Your objective | Please revise the rows below by replacing "Feb" with "February" everywhere, keeping everything else the same and leaving the pictures out.

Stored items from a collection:
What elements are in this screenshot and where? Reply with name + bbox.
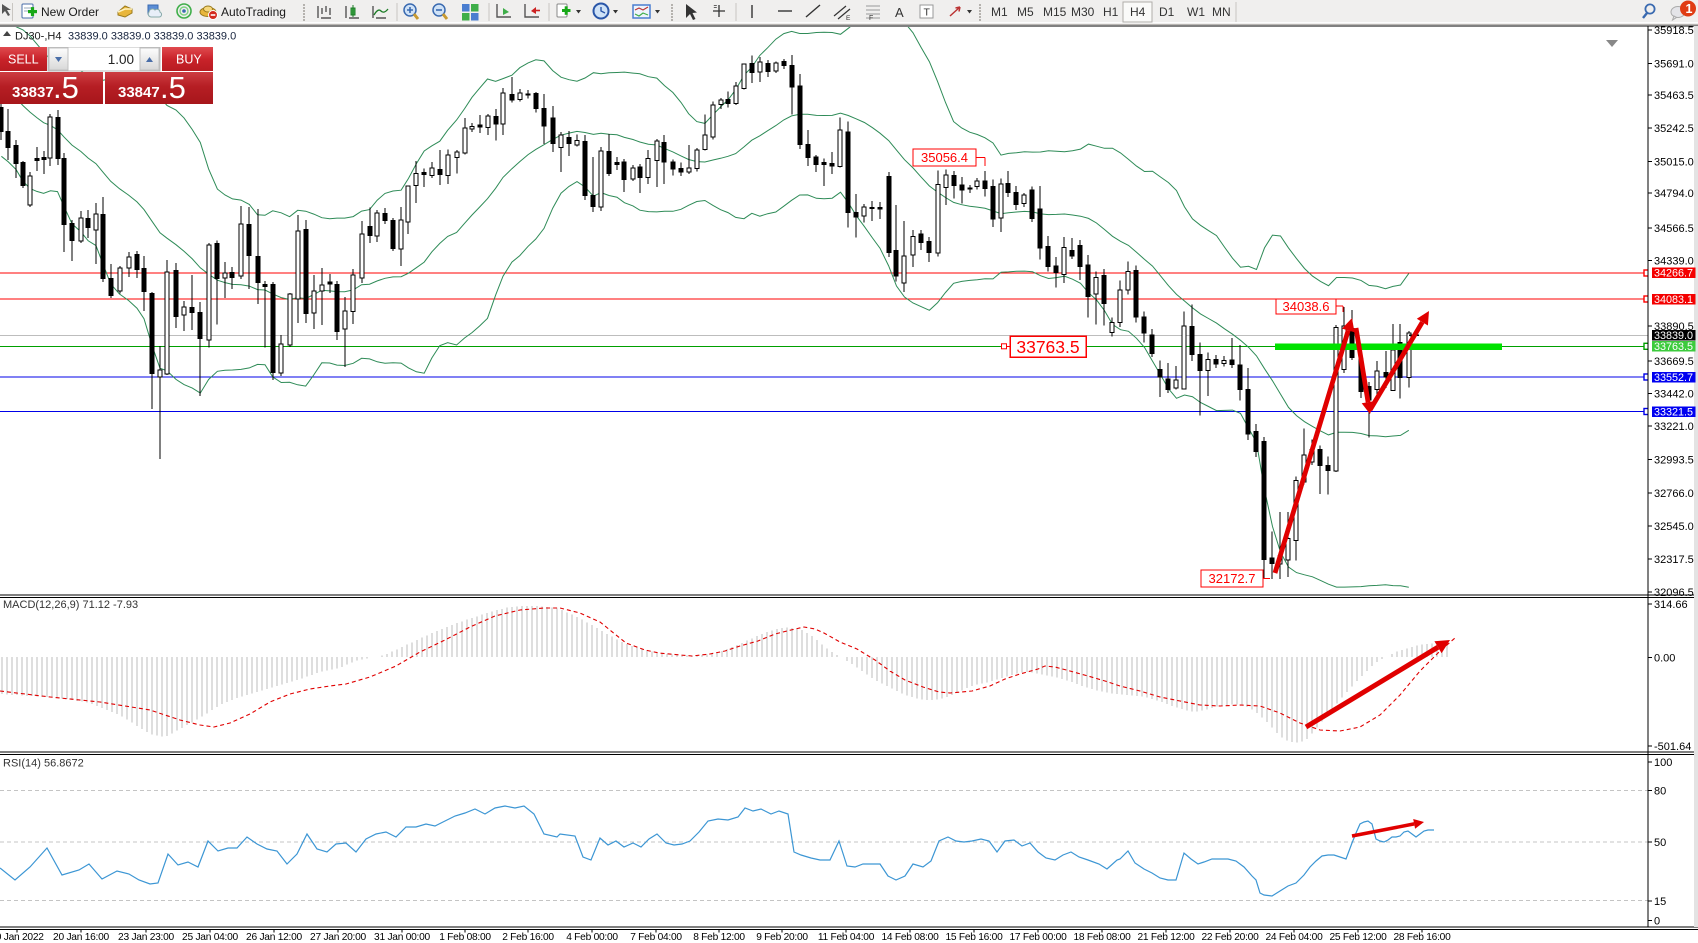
svg-text:35691.0: 35691.0 [1654,59,1694,71]
svg-text:AutoTrading: AutoTrading [221,5,286,19]
svg-text:314.66: 314.66 [1654,599,1688,611]
svg-text:26 Jan 12:00: 26 Jan 12:00 [246,932,302,943]
svg-text:1.00: 1.00 [108,52,134,67]
svg-text:22 Feb 20:00: 22 Feb 20:00 [1201,932,1259,943]
svg-text:18 Feb 08:00: 18 Feb 08:00 [1073,932,1131,943]
svg-text:0: 0 [1654,916,1660,928]
svg-text:M30: M30 [1071,5,1095,19]
svg-text:BUY: BUY [176,53,202,67]
svg-text:32993.5: 32993.5 [1654,455,1694,467]
svg-text:32172.7: 32172.7 [1209,571,1256,586]
svg-text:33552.7: 33552.7 [1654,372,1693,384]
svg-text:33847: 33847 [118,84,160,101]
svg-text:33442.0: 33442.0 [1654,389,1694,401]
svg-text:80: 80 [1654,786,1666,798]
svg-text:RSI(14) 56.8672: RSI(14) 56.8672 [3,758,84,770]
svg-text:7 Feb 04:00: 7 Feb 04:00 [630,932,682,943]
svg-text:MN: MN [1212,5,1231,19]
svg-text:100: 100 [1654,757,1672,769]
svg-text:.5: .5 [160,70,186,105]
svg-text:14 Feb 08:00: 14 Feb 08:00 [881,932,939,943]
svg-text:34083.1: 34083.1 [1654,294,1693,306]
svg-text:8 Feb 12:00: 8 Feb 12:00 [693,932,745,943]
svg-text:34038.6: 34038.6 [1283,299,1330,314]
svg-text:33839.0 33839.0 33839.0 33839.: 33839.0 33839.0 33839.0 33839.0 [68,31,236,43]
svg-text:21 Feb 12:00: 21 Feb 12:00 [1137,932,1195,943]
svg-text:33763.5: 33763.5 [1654,341,1693,353]
svg-text:20 Jan 16:00: 20 Jan 16:00 [53,932,109,943]
svg-text:33669.5: 33669.5 [1654,356,1694,368]
svg-text:32317.5: 32317.5 [1654,554,1694,566]
svg-text:33763.5: 33763.5 [1016,337,1079,357]
svg-text:33837: 33837 [12,84,54,101]
svg-text:35463.5: 35463.5 [1654,90,1694,102]
svg-text:17 Feb 00:00: 17 Feb 00:00 [1009,932,1067,943]
svg-text:33221.0: 33221.0 [1654,421,1694,433]
svg-text:25 Jan 04:00: 25 Jan 04:00 [182,932,238,943]
svg-text:W1: W1 [1187,5,1205,19]
svg-text:-501.64: -501.64 [1654,741,1691,753]
svg-text:32096.5: 32096.5 [1654,587,1694,599]
svg-text:35056.4: 35056.4 [921,150,968,165]
svg-text:33839.0: 33839.0 [1654,330,1693,342]
svg-text:M1: M1 [991,5,1008,19]
svg-text:50: 50 [1654,837,1666,849]
svg-text:34566.5: 34566.5 [1654,223,1694,235]
svg-text:27 Jan 20:00: 27 Jan 20:00 [310,932,366,943]
svg-text:9 Feb 20:00: 9 Feb 20:00 [756,932,808,943]
svg-text:31 Jan 00:00: 31 Jan 00:00 [374,932,430,943]
svg-text:35242.5: 35242.5 [1654,123,1694,135]
svg-text:32766.0: 32766.0 [1654,488,1694,500]
svg-text:MACD(12,26,9) 71.12 -7.93: MACD(12,26,9) 71.12 -7.93 [3,599,138,611]
svg-text:28 Feb 16:00: 28 Feb 16:00 [1393,932,1451,943]
svg-text:2 Feb 16:00: 2 Feb 16:00 [502,932,554,943]
svg-text:1: 1 [1686,2,1693,16]
svg-text:T: T [924,7,931,19]
svg-text:34266.7: 34266.7 [1654,267,1693,279]
svg-text:M5: M5 [1017,5,1034,19]
svg-text:E: E [846,15,851,22]
svg-text:32545.0: 32545.0 [1654,521,1694,533]
svg-text:33321.5: 33321.5 [1654,406,1693,418]
svg-text:New Order: New Order [41,5,99,19]
svg-text:34339.0: 34339.0 [1654,256,1694,268]
svg-text:.5: .5 [53,70,79,105]
svg-text:1 Feb 08:00: 1 Feb 08:00 [439,932,491,943]
svg-text:0.00: 0.00 [1654,653,1675,665]
svg-text:20 Jan 2022: 20 Jan 2022 [0,932,44,943]
svg-text:F: F [869,15,873,22]
svg-text:35015.0: 35015.0 [1654,157,1694,169]
svg-text:25 Feb 12:00: 25 Feb 12:00 [1329,932,1387,943]
svg-text:D1: D1 [1159,5,1175,19]
svg-text:15 Feb 16:00: 15 Feb 16:00 [945,932,1003,943]
svg-text:SELL: SELL [8,53,39,67]
svg-text:DJ30-,H4: DJ30-,H4 [15,31,61,43]
svg-text:A: A [895,5,904,20]
svg-text:H4: H4 [1130,5,1146,19]
svg-text:11 Feb 04:00: 11 Feb 04:00 [818,932,875,943]
svg-text:34794.0: 34794.0 [1654,188,1694,200]
svg-text:4 Feb 00:00: 4 Feb 00:00 [566,932,618,943]
svg-text:35918.5: 35918.5 [1654,25,1694,37]
svg-text:H1: H1 [1103,5,1119,19]
svg-text:24 Feb 04:00: 24 Feb 04:00 [1265,932,1323,943]
svg-text:M15: M15 [1043,5,1067,19]
svg-text:23 Jan 23:00: 23 Jan 23:00 [118,932,174,943]
svg-text:15: 15 [1654,896,1666,908]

Solution to this task |
What elements are in this screenshot and where? Reply with name + bbox.
svg-text:35691.0: 35691.0 [1654,59,1694,71]
svg-text:AutoTrading: AutoTrading [221,5,286,19]
svg-text:314.66: 314.66 [1654,599,1688,611]
svg-text:26 Jan 12:00: 26 Jan 12:00 [246,932,302,943]
svg-text:1.00: 1.00 [108,52,134,67]
svg-text:22 February 20:00: 22 February 20:00 [1201,932,1259,943]
svg-text:18 February 08:00: 18 February 08:00 [1073,932,1131,943]
svg-text:0: 0 [1654,916,1660,928]
svg-text:M30: M30 [1071,5,1095,19]
svg-text:BUY: BUY [176,53,202,67]
svg-text:32993.5: 32993.5 [1654,455,1694,467]
svg-text:32172.7: 32172.7 [1209,571,1256,586]
svg-text:33552.7: 33552.7 [1654,372,1693,384]
svg-text:33847: 33847 [118,84,160,101]
svg-text:33442.0: 33442.0 [1654,389,1694,401]
svg-text:80: 80 [1654,786,1666,798]
svg-text:RSI(14) 56.8672: RSI(14) 56.8672 [3,758,84,770]
svg-text:7 February 04:00: 7 February 04:00 [630,932,682,943]
svg-text:MN: MN [1212,5,1231,19]
svg-text:100: 100 [1654,757,1672,769]
svg-text:.5: .5 [160,70,186,105]
svg-text:14 February 08:00: 14 February 08:00 [881,932,939,943]
svg-text:34083.1: 34083.1 [1654,294,1693,306]
svg-text:8 February 12:00: 8 February 12:00 [693,932,745,943]
svg-text:34038.6: 34038.6 [1283,299,1330,314]
svg-text:33839.0 33839.0 33839.0 33839.: 33839.0 33839.0 33839.0 33839.0 [68,31,236,43]
svg-text:21 February 12:00: 21 February 12:00 [1137,932,1195,943]
svg-text:33763.5: 33763.5 [1654,341,1693,353]
svg-text:20 Jan 16:00: 20 Jan 16:00 [53,932,109,943]
svg-text:33669.5: 33669.5 [1654,356,1694,368]
svg-text:32317.5: 32317.5 [1654,554,1694,566]
svg-text:33763.5: 33763.5 [1016,337,1079,357]
svg-text:33837: 33837 [12,84,54,101]
svg-text:35463.5: 35463.5 [1654,90,1694,102]
svg-text:17 February 00:00: 17 February 00:00 [1009,932,1067,943]
svg-text:33221.0: 33221.0 [1654,421,1694,433]
svg-text:25 Jan 04:00: 25 Jan 04:00 [182,932,238,943]
svg-text:W1: W1 [1187,5,1205,19]
svg-text:-501.64: -501.64 [1654,741,1691,753]
svg-text:32096.5: 32096.5 [1654,587,1694,599]
svg-text:35056.4: 35056.4 [921,150,968,165]
svg-text:33839.0: 33839.0 [1654,330,1693,342]
svg-text:M1: M1 [991,5,1008,19]
svg-text:50: 50 [1654,837,1666,849]
svg-text:34566.5: 34566.5 [1654,223,1694,235]
svg-text:27 Jan 20:00: 27 Jan 20:00 [310,932,366,943]
svg-text:9 February 20:00: 9 February 20:00 [756,932,808,943]
svg-text:31 Jan 00:00: 31 Jan 00:00 [374,932,430,943]
svg-text:35242.5: 35242.5 [1654,123,1694,135]
svg-text:32766.0: 32766.0 [1654,488,1694,500]
svg-text:MACD(12,26,9) 71.12 -7.93: MACD(12,26,9) 71.12 -7.93 [3,599,138,611]
svg-text:28 February 16:00: 28 February 16:00 [1393,932,1451,943]
svg-text:2 February 16:00: 2 February 16:00 [502,932,554,943]
svg-text:1: 1 [1686,2,1693,16]
svg-text:T: T [924,7,931,19]
svg-text:34266.7: 34266.7 [1654,267,1693,279]
svg-text:M5: M5 [1017,5,1034,19]
svg-text:E: E [846,15,851,22]
svg-text:32545.0: 32545.0 [1654,521,1694,533]
svg-text:33321.5: 33321.5 [1654,406,1693,418]
svg-text:New Order: New Order [41,5,99,19]
svg-text:34339.0: 34339.0 [1654,256,1694,268]
svg-text:.5: .5 [53,70,79,105]
svg-text:1 February 08:00: 1 February 08:00 [439,932,491,943]
svg-text:0.00: 0.00 [1654,653,1675,665]
svg-text:20 Jan 2022: 20 Jan 2022 [0,932,44,943]
svg-text:F: F [869,15,873,22]
svg-text:35015.0: 35015.0 [1654,157,1694,169]
svg-text:25 February 12:00: 25 February 12:00 [1329,932,1387,943]
svg-text:D1: D1 [1159,5,1175,19]
svg-text:15 February 16:00: 15 February 16:00 [945,932,1003,943]
svg-text:SELL: SELL [8,53,39,67]
svg-text:DJ30-,H4: DJ30-,H4 [15,31,61,43]
svg-text:A: A [895,5,904,20]
svg-text:H4: H4 [1130,5,1146,19]
svg-text:11 February 04:00: 11 February 04:00 [818,932,875,943]
svg-text:34794.0: 34794.0 [1654,188,1694,200]
svg-text:4 February 00:00: 4 February 00:00 [566,932,618,943]
svg-text:35918.5: 35918.5 [1654,25,1694,37]
svg-text:H1: H1 [1103,5,1119,19]
svg-text:24 February 04:00: 24 February 04:00 [1265,932,1323,943]
svg-text:M15: M15 [1043,5,1067,19]
svg-text:23 Jan 23:00: 23 Jan 23:00 [118,932,174,943]
svg-text:15: 15 [1654,896,1666,908]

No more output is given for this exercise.